WHAT IS REQUIRED:
Copy each line of the entries that contains the word "name".
[Start of ROWS]
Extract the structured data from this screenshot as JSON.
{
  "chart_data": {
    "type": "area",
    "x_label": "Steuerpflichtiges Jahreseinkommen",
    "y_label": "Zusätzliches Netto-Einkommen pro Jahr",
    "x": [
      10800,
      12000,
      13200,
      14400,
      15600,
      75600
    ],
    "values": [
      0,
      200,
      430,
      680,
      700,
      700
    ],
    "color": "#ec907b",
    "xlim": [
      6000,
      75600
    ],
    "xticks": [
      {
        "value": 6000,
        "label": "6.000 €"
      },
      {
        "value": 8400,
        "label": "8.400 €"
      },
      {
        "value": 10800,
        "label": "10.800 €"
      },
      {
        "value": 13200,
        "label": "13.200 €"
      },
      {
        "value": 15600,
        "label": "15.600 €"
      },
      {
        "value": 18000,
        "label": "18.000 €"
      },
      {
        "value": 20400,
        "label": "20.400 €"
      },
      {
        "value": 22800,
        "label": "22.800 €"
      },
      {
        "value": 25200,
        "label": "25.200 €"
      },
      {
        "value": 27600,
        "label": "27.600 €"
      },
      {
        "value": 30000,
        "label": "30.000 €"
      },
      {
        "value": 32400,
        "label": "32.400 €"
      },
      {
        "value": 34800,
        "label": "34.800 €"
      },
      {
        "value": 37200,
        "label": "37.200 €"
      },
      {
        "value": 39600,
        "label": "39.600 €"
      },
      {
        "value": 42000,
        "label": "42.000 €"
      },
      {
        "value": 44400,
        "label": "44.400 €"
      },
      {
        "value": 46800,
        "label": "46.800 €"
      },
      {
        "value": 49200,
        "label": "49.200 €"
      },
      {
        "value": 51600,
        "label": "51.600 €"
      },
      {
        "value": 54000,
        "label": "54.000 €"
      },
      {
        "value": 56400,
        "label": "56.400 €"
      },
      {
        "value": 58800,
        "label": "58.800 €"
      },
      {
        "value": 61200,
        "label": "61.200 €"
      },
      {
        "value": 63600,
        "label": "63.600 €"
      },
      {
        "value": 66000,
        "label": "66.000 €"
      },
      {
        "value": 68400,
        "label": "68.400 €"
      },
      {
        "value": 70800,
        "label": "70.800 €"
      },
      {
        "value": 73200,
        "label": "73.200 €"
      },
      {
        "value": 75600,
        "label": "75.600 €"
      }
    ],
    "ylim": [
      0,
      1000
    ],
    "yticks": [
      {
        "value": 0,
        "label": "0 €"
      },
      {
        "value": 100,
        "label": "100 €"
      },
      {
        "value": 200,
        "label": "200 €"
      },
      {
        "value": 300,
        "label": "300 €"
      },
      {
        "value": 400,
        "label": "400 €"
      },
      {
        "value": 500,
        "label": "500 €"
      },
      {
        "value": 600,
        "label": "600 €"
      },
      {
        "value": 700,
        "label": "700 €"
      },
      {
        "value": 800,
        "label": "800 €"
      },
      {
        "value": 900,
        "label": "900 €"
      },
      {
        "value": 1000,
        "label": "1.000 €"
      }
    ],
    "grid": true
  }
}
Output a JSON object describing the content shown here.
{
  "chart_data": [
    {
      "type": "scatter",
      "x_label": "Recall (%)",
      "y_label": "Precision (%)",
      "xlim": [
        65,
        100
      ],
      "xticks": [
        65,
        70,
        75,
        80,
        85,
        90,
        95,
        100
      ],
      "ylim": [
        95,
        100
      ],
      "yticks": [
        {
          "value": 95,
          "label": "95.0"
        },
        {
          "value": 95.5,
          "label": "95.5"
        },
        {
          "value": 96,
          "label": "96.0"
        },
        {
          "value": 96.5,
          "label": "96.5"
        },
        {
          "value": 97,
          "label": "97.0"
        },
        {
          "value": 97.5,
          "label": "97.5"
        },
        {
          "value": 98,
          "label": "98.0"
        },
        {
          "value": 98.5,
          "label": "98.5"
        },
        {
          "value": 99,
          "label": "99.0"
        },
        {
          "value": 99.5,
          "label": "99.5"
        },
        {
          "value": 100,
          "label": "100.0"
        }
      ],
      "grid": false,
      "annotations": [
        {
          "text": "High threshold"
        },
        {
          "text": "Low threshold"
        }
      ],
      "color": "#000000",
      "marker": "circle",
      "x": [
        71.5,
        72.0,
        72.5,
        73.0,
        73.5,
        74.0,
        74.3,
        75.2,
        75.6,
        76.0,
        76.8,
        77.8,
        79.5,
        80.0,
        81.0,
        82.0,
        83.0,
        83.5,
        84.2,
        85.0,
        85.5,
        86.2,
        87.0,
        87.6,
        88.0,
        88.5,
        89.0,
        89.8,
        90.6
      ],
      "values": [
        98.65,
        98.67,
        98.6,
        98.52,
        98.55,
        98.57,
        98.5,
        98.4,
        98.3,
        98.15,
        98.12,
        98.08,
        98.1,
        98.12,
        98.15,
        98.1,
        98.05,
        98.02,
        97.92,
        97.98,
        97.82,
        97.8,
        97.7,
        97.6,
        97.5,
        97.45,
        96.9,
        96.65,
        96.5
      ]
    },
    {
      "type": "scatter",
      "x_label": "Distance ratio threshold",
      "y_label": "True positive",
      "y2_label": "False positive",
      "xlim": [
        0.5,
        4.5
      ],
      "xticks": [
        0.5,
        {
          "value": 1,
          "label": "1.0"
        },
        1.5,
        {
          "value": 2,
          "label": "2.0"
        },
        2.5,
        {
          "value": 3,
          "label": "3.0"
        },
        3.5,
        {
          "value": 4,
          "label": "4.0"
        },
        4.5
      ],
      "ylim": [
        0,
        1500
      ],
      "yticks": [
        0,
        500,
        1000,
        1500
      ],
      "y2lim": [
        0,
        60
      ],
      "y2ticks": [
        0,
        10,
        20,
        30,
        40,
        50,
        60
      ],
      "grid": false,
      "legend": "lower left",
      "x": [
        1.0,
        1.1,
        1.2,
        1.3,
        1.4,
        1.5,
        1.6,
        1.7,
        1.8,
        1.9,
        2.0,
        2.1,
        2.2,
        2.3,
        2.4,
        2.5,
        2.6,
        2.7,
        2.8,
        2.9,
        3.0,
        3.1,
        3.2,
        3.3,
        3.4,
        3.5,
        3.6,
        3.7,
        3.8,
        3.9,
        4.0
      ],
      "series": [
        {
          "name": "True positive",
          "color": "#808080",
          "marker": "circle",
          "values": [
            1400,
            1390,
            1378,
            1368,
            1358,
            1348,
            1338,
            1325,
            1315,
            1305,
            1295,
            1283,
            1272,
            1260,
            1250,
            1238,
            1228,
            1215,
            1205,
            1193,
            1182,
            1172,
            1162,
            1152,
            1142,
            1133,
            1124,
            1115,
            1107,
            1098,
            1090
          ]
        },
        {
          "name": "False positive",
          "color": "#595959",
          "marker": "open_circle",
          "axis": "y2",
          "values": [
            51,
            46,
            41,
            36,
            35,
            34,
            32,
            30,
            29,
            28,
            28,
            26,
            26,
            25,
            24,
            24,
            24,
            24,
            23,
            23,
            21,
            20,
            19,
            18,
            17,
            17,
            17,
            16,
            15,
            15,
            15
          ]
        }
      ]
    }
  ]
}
[End of ROWS]
SOLUTION:
          "name": "True positive",
          "name": "False positive",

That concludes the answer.